→ What is being asked
Without omitting anything, return the records precisely as given.
[BEGIN Data supplied]
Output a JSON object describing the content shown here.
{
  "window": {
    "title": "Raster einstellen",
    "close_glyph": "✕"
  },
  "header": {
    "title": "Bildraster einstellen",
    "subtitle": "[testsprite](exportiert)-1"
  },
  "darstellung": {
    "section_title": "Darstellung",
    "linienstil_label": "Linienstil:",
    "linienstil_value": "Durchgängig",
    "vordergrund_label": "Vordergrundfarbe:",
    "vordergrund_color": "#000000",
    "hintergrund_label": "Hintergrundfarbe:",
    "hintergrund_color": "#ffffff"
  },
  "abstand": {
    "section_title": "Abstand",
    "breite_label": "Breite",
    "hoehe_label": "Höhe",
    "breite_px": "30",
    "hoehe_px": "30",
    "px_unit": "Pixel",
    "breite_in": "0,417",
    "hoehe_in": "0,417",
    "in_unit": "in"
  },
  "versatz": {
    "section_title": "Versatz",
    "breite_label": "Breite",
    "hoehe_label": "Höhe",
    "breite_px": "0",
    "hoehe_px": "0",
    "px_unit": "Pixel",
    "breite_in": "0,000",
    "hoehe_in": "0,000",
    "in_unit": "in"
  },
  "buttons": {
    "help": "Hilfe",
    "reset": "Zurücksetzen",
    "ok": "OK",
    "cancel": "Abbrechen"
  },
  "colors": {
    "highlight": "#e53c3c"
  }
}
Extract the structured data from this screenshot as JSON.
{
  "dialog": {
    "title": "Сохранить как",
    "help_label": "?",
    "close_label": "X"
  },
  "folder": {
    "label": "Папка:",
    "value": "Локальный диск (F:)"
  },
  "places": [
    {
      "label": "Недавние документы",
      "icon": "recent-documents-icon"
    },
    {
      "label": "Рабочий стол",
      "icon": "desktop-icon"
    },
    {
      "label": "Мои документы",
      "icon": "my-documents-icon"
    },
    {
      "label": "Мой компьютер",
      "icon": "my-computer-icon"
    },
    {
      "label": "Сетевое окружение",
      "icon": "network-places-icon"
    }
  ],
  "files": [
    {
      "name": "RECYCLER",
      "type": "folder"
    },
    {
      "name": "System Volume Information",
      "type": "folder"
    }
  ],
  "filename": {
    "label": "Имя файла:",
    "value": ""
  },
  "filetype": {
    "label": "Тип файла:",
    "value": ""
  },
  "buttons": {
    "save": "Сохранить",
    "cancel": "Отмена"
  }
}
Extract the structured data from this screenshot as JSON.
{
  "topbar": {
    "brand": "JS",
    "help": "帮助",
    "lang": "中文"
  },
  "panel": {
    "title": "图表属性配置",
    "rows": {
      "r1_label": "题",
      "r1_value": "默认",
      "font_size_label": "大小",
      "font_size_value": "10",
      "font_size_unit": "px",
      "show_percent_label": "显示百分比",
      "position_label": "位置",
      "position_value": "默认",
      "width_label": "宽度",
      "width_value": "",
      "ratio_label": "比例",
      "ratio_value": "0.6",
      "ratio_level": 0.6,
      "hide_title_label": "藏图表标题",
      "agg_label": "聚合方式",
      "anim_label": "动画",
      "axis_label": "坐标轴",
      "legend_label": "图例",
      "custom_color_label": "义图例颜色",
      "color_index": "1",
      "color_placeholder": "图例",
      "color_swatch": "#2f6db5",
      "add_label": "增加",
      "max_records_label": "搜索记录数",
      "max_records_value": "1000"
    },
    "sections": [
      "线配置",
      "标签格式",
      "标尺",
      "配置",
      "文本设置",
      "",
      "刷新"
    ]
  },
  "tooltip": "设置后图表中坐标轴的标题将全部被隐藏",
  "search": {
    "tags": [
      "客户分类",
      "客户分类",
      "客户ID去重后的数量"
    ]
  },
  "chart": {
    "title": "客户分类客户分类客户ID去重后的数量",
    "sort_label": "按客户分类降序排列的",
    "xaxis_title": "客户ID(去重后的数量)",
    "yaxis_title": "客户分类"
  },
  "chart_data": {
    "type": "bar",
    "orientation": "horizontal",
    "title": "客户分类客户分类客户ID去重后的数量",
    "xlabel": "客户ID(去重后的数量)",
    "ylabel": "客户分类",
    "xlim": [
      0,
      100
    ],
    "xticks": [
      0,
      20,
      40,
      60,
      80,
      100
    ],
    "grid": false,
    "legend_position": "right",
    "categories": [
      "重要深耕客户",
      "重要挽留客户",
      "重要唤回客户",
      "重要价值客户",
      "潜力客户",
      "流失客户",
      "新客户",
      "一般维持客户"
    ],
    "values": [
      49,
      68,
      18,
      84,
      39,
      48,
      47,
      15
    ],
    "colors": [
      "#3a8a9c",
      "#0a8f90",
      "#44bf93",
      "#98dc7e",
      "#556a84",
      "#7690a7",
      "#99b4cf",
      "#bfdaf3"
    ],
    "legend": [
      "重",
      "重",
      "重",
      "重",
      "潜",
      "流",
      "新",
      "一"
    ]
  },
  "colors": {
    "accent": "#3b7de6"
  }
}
[END Data supplied]
→ Written solution
Output a JSON object describing the content shown here.
{
  "window": {
    "title": "Raster einstellen",
    "close_glyph": "✕"
  },
  "header": {
    "title": "Bildraster einstellen",
    "subtitle": "[testsprite](exportiert)-1"
  },
  "darstellung": {
    "section_title": "Darstellung",
    "linienstil_label": "Linienstil:",
    "linienstil_value": "Durchgängig",
    "vordergrund_label": "Vordergrundfarbe:",
    "vordergrund_color": "#000000",
    "hintergrund_label": "Hintergrundfarbe:",
    "hintergrund_color": "#ffffff"
  },
  "abstand": {
    "section_title": "Abstand",
    "breite_label": "Breite",
    "hoehe_label": "Höhe",
    "breite_px": "30",
    "hoehe_px": "30",
    "px_unit": "Pixel",
    "breite_in": "0,417",
    "hoehe_in": "0,417",
    "in_unit": "in"
  },
  "versatz": {
    "section_title": "Versatz",
    "breite_label": "Breite",
    "hoehe_label": "Höhe",
    "breite_px": "0",
    "hoehe_px": "0",
    "px_unit": "Pixel",
    "breite_in": "0,000",
    "hoehe_in": "0,000",
    "in_unit": "in"
  },
  "buttons": {
    "help": "Hilfe",
    "reset": "Zurücksetzen",
    "ok": "OK",
    "cancel": "Abbrechen"
  },
  "colors": {
    "highlight": "#e53c3c"
  }
}
Extract the structured data from this screenshot as JSON.
{
  "dialog": {
    "title": "Сохранить как",
    "help_label": "?",
    "close_label": "X"
  },
  "folder": {
    "label": "Папка:",
    "value": "Локальный диск (F:)"
  },
  "places": [
    {
      "label": "Недавние документы",
      "icon": "recent-documents-icon"
    },
    {
      "label": "Рабочий стол",
      "icon": "desktop-icon"
    },
    {
      "label": "Мои документы",
      "icon": "my-documents-icon"
    },
    {
      "label": "Мой компьютер",
      "icon": "my-computer-icon"
    },
    {
      "label": "Сетевое окружение",
      "icon": "network-places-icon"
    }
  ],
  "files": [
    {
      "name": "RECYCLER",
      "type": "folder"
    },
    {
      "name": "System Volume Information",
      "type": "folder"
    }
  ],
  "filename": {
    "label": "Имя файла:",
    "value": ""
  },
  "filetype": {
    "label": "Тип файла:",
    "value": ""
  },
  "buttons": {
    "save": "Сохранить",
    "cancel": "Отмена"
  }
}
Extract the structured data from this screenshot as JSON.
{
  "topbar": {
    "brand": "JS",
    "help": "帮助",
    "lang": "中文"
  },
  "panel": {
    "title": "图表属性配置",
    "rows": {
      "r1_label": "题",
      "r1_value": "默认",
      "font_size_label": "大小",
      "font_size_value": "10",
      "font_size_unit": "px",
      "show_percent_label": "显示百分比",
      "position_label": "位置",
      "position_value": "默认",
      "width_label": "宽度",
      "width_value": "",
      "ratio_label": "比例",
      "ratio_value": "0.6",
      "ratio_level": 0.6,
      "hide_title_label": "藏图表标题",
      "agg_label": "聚合方式",
      "anim_label": "动画",
      "axis_label": "坐标轴",
      "legend_label": "图例",
      "custom_color_label": "义图例颜色",
      "color_index": "1",
      "color_placeholder": "图例",
      "color_swatch": "#2f6db5",
      "add_label": "增加",
      "max_records_label": "搜索记录数",
      "max_records_value": "1000"
    },
    "sections": [
      "线配置",
      "标签格式",
      "标尺",
      "配置",
      "文本设置",
      "",
      "刷新"
    ]
  },
  "tooltip": "设置后图表中坐标轴的标题将全部被隐藏",
  "search": {
    "tags": [
      "客户分类",
      "客户分类",
      "客户ID去重后的数量"
    ]
  },
  "chart": {
    "title": "客户分类客户分类客户ID去重后的数量",
    "sort_label": "按客户分类降序排列的",
    "xaxis_title": "客户ID(去重后的数量)",
    "yaxis_title": "客户分类"
  },
  "chart_data": {
    "type": "bar",
    "orientation": "horizontal",
    "title": "客户分类客户分类客户ID去重后的数量",
    "xlabel": "客户ID(去重后的数量)",
    "ylabel": "客户分类",
    "xlim": [
      0,
      100
    ],
    "xticks": [
      0,
      20,
      40,
      60,
      80,
      100
    ],
    "grid": false,
    "legend_position": "right",
    "categories": [
      "重要深耕客户",
      "重要挽留客户",
      "重要唤回客户",
      "重要价值客户",
      "潜力客户",
      "流失客户",
      "新客户",
      "一般维持客户"
    ],
    "values": [
      49,
      68,
      18,
      84,
      39,
      48,
      47,
      15
    ],
    "colors": [
      "#3a8a9c",
      "#0a8f90",
      "#44bf93",
      "#98dc7e",
      "#556a84",
      "#7690a7",
      "#99b4cf",
      "#bfdaf3"
    ],
    "legend": [
      "重",
      "重",
      "重",
      "重",
      "潜",
      "流",
      "新",
      "一"
    ]
  },
  "colors": {
    "accent": "#3b7de6"
  }
}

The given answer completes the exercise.